SET PROBLEM. All of the records below need to be copied exactly.

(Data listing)
• • • •
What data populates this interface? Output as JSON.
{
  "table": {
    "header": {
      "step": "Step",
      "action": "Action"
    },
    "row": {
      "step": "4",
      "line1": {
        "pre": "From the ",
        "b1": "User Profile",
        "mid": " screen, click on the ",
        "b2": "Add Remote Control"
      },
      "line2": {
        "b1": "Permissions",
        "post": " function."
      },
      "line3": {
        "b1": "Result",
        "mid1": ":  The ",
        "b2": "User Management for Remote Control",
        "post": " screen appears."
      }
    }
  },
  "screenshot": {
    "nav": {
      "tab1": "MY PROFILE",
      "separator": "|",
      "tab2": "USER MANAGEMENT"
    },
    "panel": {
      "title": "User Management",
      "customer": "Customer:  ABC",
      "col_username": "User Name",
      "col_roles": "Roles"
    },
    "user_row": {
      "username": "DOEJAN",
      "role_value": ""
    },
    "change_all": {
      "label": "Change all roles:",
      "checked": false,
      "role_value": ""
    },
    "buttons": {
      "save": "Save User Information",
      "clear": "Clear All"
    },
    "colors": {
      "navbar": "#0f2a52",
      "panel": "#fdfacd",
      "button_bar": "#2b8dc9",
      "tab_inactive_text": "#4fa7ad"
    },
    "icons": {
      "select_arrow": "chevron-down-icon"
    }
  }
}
• • • •
EXERCISE OUTPUT.
What data populates this interface? Output as JSON.
{
  "table": {
    "header": {
      "step": "Step",
      "action": "Action"
    },
    "row": {
      "step": "4",
      "line1": {
        "pre": "From the ",
        "b1": "User Profile",
        "mid": " screen, click on the ",
        "b2": "Add Remote Control"
      },
      "line2": {
        "b1": "Permissions",
        "post": " function."
      },
      "line3": {
        "b1": "Result",
        "mid1": ":  The ",
        "b2": "User Management for Remote Control",
        "post": " screen appears."
      }
    }
  },
  "screenshot": {
    "nav": {
      "tab1": "MY PROFILE",
      "separator": "|",
      "tab2": "USER MANAGEMENT"
    },
    "panel": {
      "title": "User Management",
      "customer": "Customer:  ABC",
      "col_username": "User Name",
      "col_roles": "Roles"
    },
    "user_row": {
      "username": "DOEJAN",
      "role_value": ""
    },
    "change_all": {
      "label": "Change all roles:",
      "checked": false,
      "role_value": ""
    },
    "buttons": {
      "save": "Save User Information",
      "clear": "Clear All"
    },
    "colors": {
      "navbar": "#0f2a52",
      "panel": "#fdfacd",
      "button_bar": "#2b8dc9",
      "tab_inactive_text": "#4fa7ad"
    },
    "icons": {
      "select_arrow": "chevron-down-icon"
    }
  }
}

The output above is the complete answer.